* _Objective_
In the records below, find each line with the word "Frequency" and copy it.

········

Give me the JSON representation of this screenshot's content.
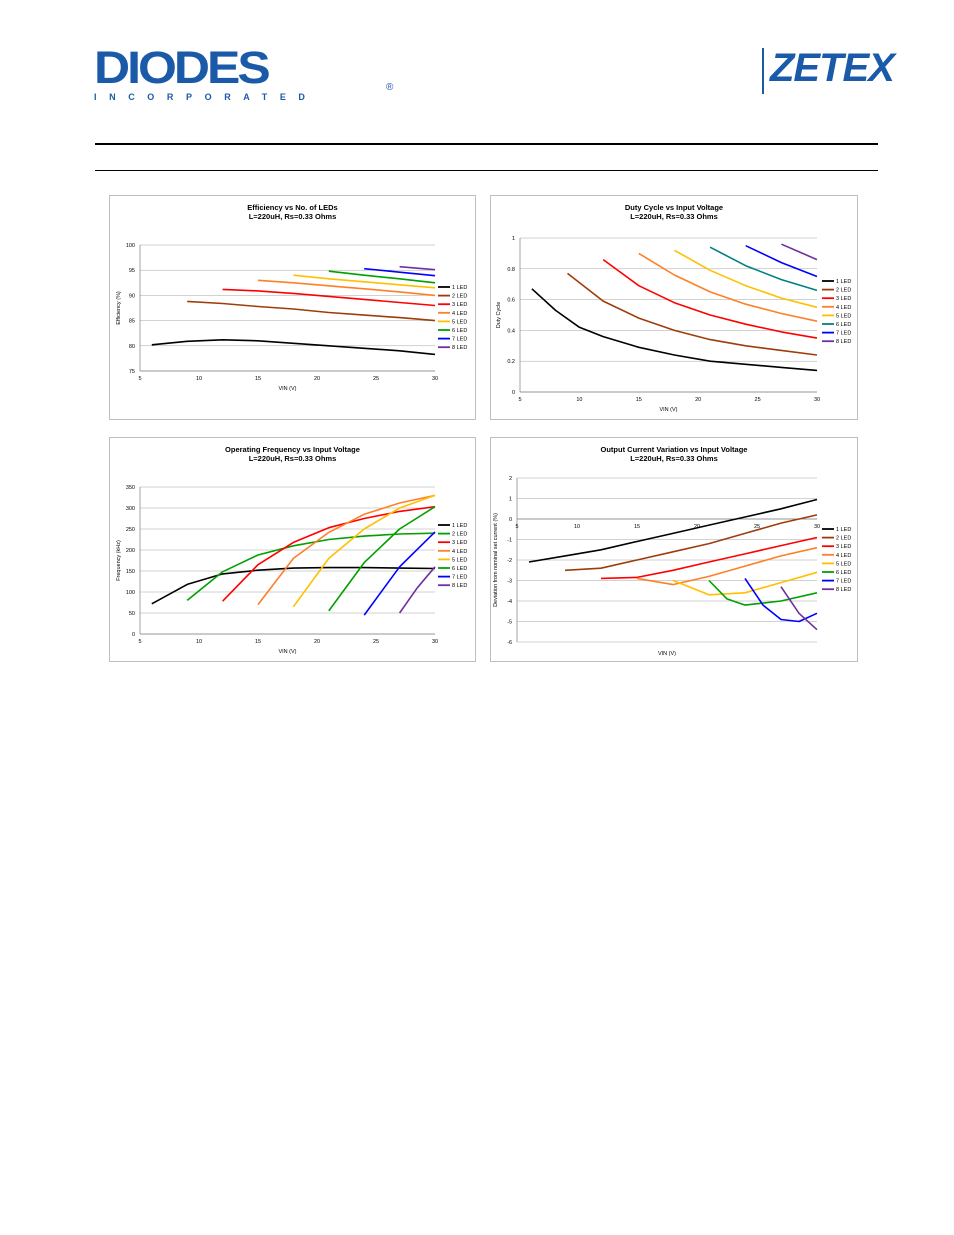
{
  "header": {
    "left_logo_text": "DIODES",
    "left_logo_sub": "INCORPORATED",
    "left_logo_mark": "®",
    "right_logo_text": "ZETEX"
  },
  "charts": [
    {
      "type": "line",
      "title": "Efficiency vs No. of LEDs",
      "subtitle": "L=220uH, Rs=0.33 Ohms",
      "xlabel": "VIN (V)",
      "ylabel": "Efficiency (%)",
      "xlim": [
        5,
        30
      ],
      "ylim": [
        75,
        100
      ],
      "xticks": [
        5,
        10,
        15,
        20,
        25,
        30
      ],
      "yticks": [
        75,
        80,
        85,
        90,
        95,
        100
      ],
      "ytick_labels": [
        "75",
        "80",
        "85",
        "90",
        "95",
        "100"
      ],
      "legend": "right",
      "series": [
        {
          "name": "1 LED",
          "color": "#000000",
          "x": [
            6,
            9,
            12,
            15,
            18,
            21,
            24,
            27,
            30
          ],
          "y": [
            80.2,
            80.9,
            81.2,
            81.0,
            80.5,
            80.0,
            79.5,
            79.0,
            78.3
          ]
        },
        {
          "name": "2 LED",
          "color": "#9e3d0a",
          "x": [
            9,
            12,
            15,
            18,
            21,
            24,
            27,
            30
          ],
          "y": [
            88.8,
            88.4,
            87.8,
            87.3,
            86.6,
            86.1,
            85.6,
            85.0
          ]
        },
        {
          "name": "3 LED",
          "color": "#ff0000",
          "x": [
            12,
            15,
            18,
            21,
            24,
            27,
            30
          ],
          "y": [
            91.2,
            90.9,
            90.4,
            89.8,
            89.2,
            88.6,
            88.0
          ]
        },
        {
          "name": "4 LED",
          "color": "#ff7f27",
          "x": [
            15,
            18,
            21,
            24,
            27,
            30
          ],
          "y": [
            93.0,
            92.5,
            91.9,
            91.3,
            90.7,
            90.0
          ]
        },
        {
          "name": "5 LED",
          "color": "#ffc000",
          "x": [
            18,
            21,
            24,
            27,
            30
          ],
          "y": [
            94.0,
            93.3,
            92.7,
            92.1,
            91.5
          ]
        },
        {
          "name": "6 LED",
          "color": "#00a000",
          "x": [
            21,
            24,
            27,
            30
          ],
          "y": [
            94.8,
            94.0,
            93.3,
            92.5
          ]
        },
        {
          "name": "7 LED",
          "color": "#0000ff",
          "x": [
            24,
            27,
            30
          ],
          "y": [
            95.3,
            94.6,
            93.9
          ]
        },
        {
          "name": "8 LED",
          "color": "#7030a0",
          "x": [
            27,
            28.5,
            30
          ],
          "y": [
            95.7,
            95.4,
            95.1
          ]
        }
      ]
    },
    {
      "type": "line",
      "title": "Duty Cycle vs Input Voltage",
      "subtitle": "L=220uH, Rs=0.33 Ohms",
      "xlabel": "VIN (V)",
      "ylabel": "Duty Cycle",
      "xlim": [
        5,
        30
      ],
      "ylim": [
        0,
        1
      ],
      "xticks": [
        5,
        10,
        15,
        20,
        25,
        30
      ],
      "yticks": [
        0,
        0.2,
        0.4,
        0.6,
        0.8,
        1
      ],
      "ytick_labels": [
        "0",
        "0.2",
        "0.4",
        "0.6",
        "0.8",
        "1"
      ],
      "legend": "right",
      "series": [
        {
          "name": "1 LED",
          "color": "#000000",
          "x": [
            6,
            8,
            10,
            12,
            15,
            18,
            21,
            24,
            27,
            30
          ],
          "y": [
            0.67,
            0.53,
            0.42,
            0.36,
            0.29,
            0.24,
            0.2,
            0.18,
            0.16,
            0.14
          ]
        },
        {
          "name": "2 LED",
          "color": "#9e3d0a",
          "x": [
            9,
            12,
            15,
            18,
            21,
            24,
            27,
            30
          ],
          "y": [
            0.77,
            0.59,
            0.48,
            0.4,
            0.34,
            0.3,
            0.27,
            0.24
          ]
        },
        {
          "name": "3 LED",
          "color": "#ff0000",
          "x": [
            12,
            15,
            18,
            21,
            24,
            27,
            30
          ],
          "y": [
            0.86,
            0.69,
            0.58,
            0.5,
            0.44,
            0.39,
            0.35
          ]
        },
        {
          "name": "4 LED",
          "color": "#ff7f27",
          "x": [
            15,
            18,
            21,
            24,
            27,
            30
          ],
          "y": [
            0.9,
            0.76,
            0.65,
            0.57,
            0.51,
            0.46
          ]
        },
        {
          "name": "5 LED",
          "color": "#ffc000",
          "x": [
            18,
            21,
            24,
            27,
            30
          ],
          "y": [
            0.92,
            0.79,
            0.69,
            0.61,
            0.55
          ]
        },
        {
          "name": "6 LED",
          "color": "#008080",
          "x": [
            21,
            24,
            27,
            30
          ],
          "y": [
            0.94,
            0.82,
            0.73,
            0.66
          ]
        },
        {
          "name": "7 LED",
          "color": "#0000ff",
          "x": [
            24,
            27,
            30
          ],
          "y": [
            0.95,
            0.84,
            0.75
          ]
        },
        {
          "name": "8 LED",
          "color": "#7030a0",
          "x": [
            27,
            28.5,
            30
          ],
          "y": [
            0.96,
            0.91,
            0.86
          ]
        }
      ]
    },
    {
      "type": "line",
      "title": "Operating Frequency vs Input Voltage",
      "subtitle": "L=220uH, Rs=0.33 Ohms",
      "xlabel": "VIN (V)",
      "ylabel": "Frequency (kHz)",
      "xlim": [
        5,
        30
      ],
      "ylim": [
        0,
        350
      ],
      "xticks": [
        5,
        10,
        15,
        20,
        25,
        30
      ],
      "yticks": [
        0,
        50,
        100,
        150,
        200,
        250,
        300,
        350
      ],
      "ytick_labels": [
        "0",
        "50",
        "100",
        "150",
        "200",
        "250",
        "300",
        "350"
      ],
      "legend": "right",
      "series": [
        {
          "name": "1 LED",
          "color": "#000000",
          "x": [
            6,
            9,
            12,
            15,
            18,
            21,
            24,
            27,
            30
          ],
          "y": [
            72,
            118,
            143,
            152,
            157,
            158,
            158,
            157,
            156
          ]
        },
        {
          "name": "2 LED",
          "color": "#00a000",
          "x": [
            9,
            12,
            15,
            18,
            21,
            24,
            27,
            30
          ],
          "y": [
            80,
            148,
            188,
            210,
            225,
            233,
            238,
            240
          ]
        },
        {
          "name": "3 LED",
          "color": "#ff0000",
          "x": [
            12,
            15,
            18,
            21,
            24,
            27,
            30
          ],
          "y": [
            78,
            165,
            218,
            253,
            275,
            292,
            303
          ]
        },
        {
          "name": "4 LED",
          "color": "#ff7f27",
          "x": [
            15,
            18,
            21,
            24,
            27,
            30
          ],
          "y": [
            70,
            180,
            242,
            285,
            312,
            330
          ]
        },
        {
          "name": "5 LED",
          "color": "#ffc000",
          "x": [
            18,
            21,
            24,
            27,
            30
          ],
          "y": [
            65,
            180,
            250,
            300,
            330
          ]
        },
        {
          "name": "6 LED",
          "color": "#00a000",
          "x": [
            21,
            24,
            27,
            30
          ],
          "y": [
            55,
            170,
            250,
            303
          ]
        },
        {
          "name": "7 LED",
          "color": "#0000ff",
          "x": [
            24,
            27,
            30
          ],
          "y": [
            45,
            160,
            243
          ]
        },
        {
          "name": "8 LED",
          "color": "#7030a0",
          "x": [
            27,
            28.5,
            30
          ],
          "y": [
            50,
            110,
            160
          ]
        }
      ]
    },
    {
      "type": "line",
      "title": "Output Current Variation vs Input Voltage",
      "subtitle": "L=220uH, Rs=0.33 Ohms",
      "xlabel": "VIN (V)",
      "ylabel": "Deviation from nominal set current (%)",
      "xlim": [
        5,
        30
      ],
      "ylim": [
        -6,
        2
      ],
      "xticks": [
        5,
        10,
        15,
        20,
        25,
        30
      ],
      "yticks": [
        -6,
        -5,
        -4,
        -3,
        -2,
        -1,
        0,
        1,
        2
      ],
      "ytick_labels": [
        "-6",
        "-5",
        "-4",
        "-3",
        "-2",
        "-1",
        "0",
        "1",
        "2"
      ],
      "legend": "right",
      "series": [
        {
          "name": "1 LED",
          "color": "#000000",
          "x": [
            6,
            9,
            12,
            15,
            18,
            21,
            24,
            27,
            30
          ],
          "y": [
            -2.1,
            -1.8,
            -1.5,
            -1.1,
            -0.7,
            -0.3,
            0.1,
            0.5,
            0.95
          ]
        },
        {
          "name": "2 LED",
          "color": "#9e3d0a",
          "x": [
            9,
            12,
            15,
            18,
            21,
            24,
            27,
            30
          ],
          "y": [
            -2.5,
            -2.4,
            -2.0,
            -1.6,
            -1.2,
            -0.7,
            -0.2,
            0.2
          ]
        },
        {
          "name": "3 LED",
          "color": "#ff0000",
          "x": [
            12,
            15,
            18,
            21,
            24,
            27,
            30
          ],
          "y": [
            -2.9,
            -2.85,
            -2.5,
            -2.1,
            -1.7,
            -1.3,
            -0.9
          ]
        },
        {
          "name": "4 LED",
          "color": "#ff7f27",
          "x": [
            15,
            18,
            21,
            24,
            27,
            30
          ],
          "y": [
            -2.9,
            -3.2,
            -2.8,
            -2.3,
            -1.8,
            -1.4
          ]
        },
        {
          "name": "5 LED",
          "color": "#ffc000",
          "x": [
            18,
            21,
            24,
            27,
            30
          ],
          "y": [
            -3.0,
            -3.7,
            -3.6,
            -3.1,
            -2.6
          ]
        },
        {
          "name": "6 LED",
          "color": "#00a000",
          "x": [
            21,
            22.5,
            24,
            27,
            30
          ],
          "y": [
            -3.0,
            -3.9,
            -4.2,
            -4.0,
            -3.6
          ]
        },
        {
          "name": "7 LED",
          "color": "#0000ff",
          "x": [
            24,
            25.5,
            27,
            28.5,
            30
          ],
          "y": [
            -2.9,
            -4.2,
            -4.9,
            -5.0,
            -4.6
          ]
        },
        {
          "name": "8 LED",
          "color": "#7030a0",
          "x": [
            27,
            28.5,
            30
          ],
          "y": [
            -3.3,
            -4.6,
            -5.4
          ]
        }
      ]
    }
  ]
}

········

* _Task output_
      "title": "Operating Frequency vs Input Voltage",
      "ylabel": "Frequency (kHz)",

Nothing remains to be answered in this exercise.